• Exercise: State the number of lines that contain the word "turn", and add nothing else.
═══ Data rows
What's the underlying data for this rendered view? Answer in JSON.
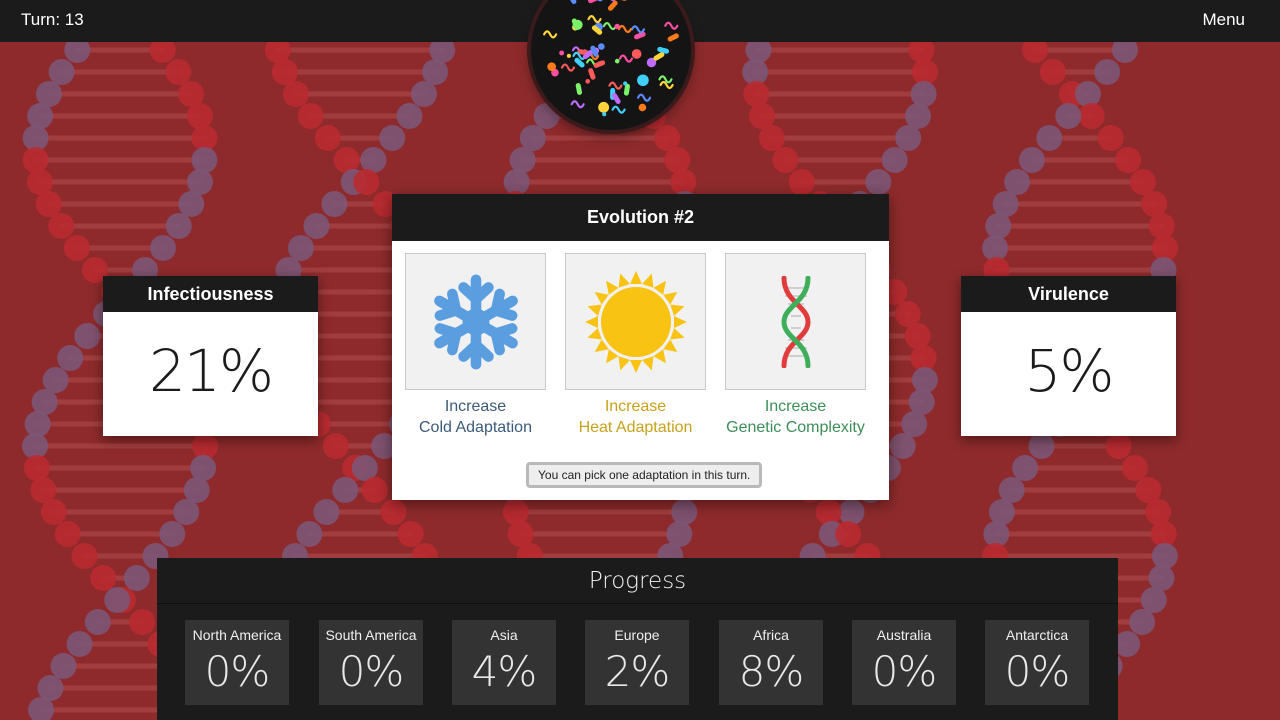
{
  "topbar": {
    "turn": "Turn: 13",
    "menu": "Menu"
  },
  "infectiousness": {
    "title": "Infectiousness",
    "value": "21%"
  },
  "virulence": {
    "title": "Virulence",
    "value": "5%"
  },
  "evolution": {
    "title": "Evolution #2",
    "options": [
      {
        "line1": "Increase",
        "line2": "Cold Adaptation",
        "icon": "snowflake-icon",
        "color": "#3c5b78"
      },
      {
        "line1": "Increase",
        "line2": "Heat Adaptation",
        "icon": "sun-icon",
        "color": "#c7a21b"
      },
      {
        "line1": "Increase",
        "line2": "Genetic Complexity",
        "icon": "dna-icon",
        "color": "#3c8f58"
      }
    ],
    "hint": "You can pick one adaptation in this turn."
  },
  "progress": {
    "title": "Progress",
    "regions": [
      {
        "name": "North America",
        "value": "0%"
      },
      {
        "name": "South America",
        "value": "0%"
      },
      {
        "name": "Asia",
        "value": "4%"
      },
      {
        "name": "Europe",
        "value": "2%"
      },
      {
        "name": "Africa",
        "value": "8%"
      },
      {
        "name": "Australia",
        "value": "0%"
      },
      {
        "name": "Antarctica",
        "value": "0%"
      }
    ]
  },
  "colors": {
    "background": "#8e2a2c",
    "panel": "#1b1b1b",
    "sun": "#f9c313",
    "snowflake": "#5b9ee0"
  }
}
══════
═══ Data rows
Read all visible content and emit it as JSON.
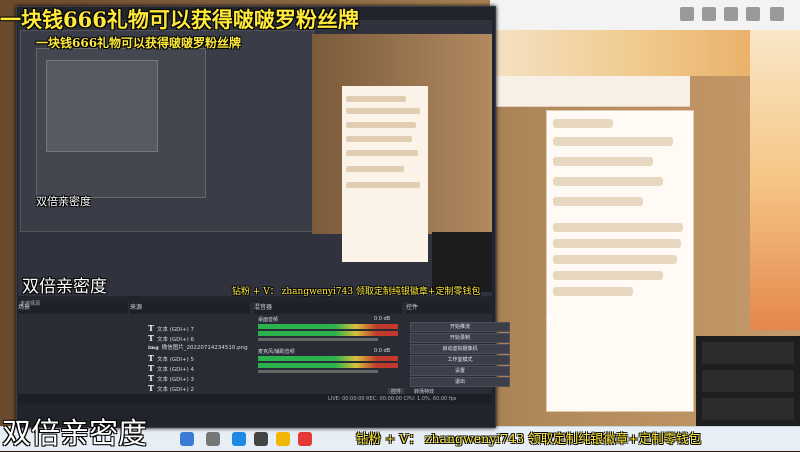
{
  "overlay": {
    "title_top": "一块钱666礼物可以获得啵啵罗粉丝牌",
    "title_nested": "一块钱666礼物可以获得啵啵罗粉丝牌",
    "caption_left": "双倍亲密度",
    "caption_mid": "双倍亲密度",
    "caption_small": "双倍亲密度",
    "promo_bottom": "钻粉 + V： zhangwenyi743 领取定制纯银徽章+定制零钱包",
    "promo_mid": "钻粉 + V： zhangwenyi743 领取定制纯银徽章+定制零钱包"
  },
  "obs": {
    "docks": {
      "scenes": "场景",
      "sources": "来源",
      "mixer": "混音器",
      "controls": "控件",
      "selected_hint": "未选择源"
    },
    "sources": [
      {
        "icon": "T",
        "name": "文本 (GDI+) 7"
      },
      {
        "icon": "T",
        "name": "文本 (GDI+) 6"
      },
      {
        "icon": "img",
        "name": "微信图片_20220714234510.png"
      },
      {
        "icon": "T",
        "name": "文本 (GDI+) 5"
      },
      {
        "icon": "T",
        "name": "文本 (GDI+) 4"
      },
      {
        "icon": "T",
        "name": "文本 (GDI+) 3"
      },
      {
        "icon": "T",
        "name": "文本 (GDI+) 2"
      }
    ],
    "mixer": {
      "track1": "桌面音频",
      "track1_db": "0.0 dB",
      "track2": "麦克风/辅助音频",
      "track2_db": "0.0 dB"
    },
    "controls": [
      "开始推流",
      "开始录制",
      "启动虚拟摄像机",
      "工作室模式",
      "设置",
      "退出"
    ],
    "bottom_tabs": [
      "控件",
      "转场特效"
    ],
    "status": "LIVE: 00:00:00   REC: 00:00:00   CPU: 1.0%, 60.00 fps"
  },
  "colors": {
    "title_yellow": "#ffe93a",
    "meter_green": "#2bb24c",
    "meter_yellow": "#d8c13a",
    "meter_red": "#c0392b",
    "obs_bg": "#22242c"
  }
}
══════
• Solved exercise: 2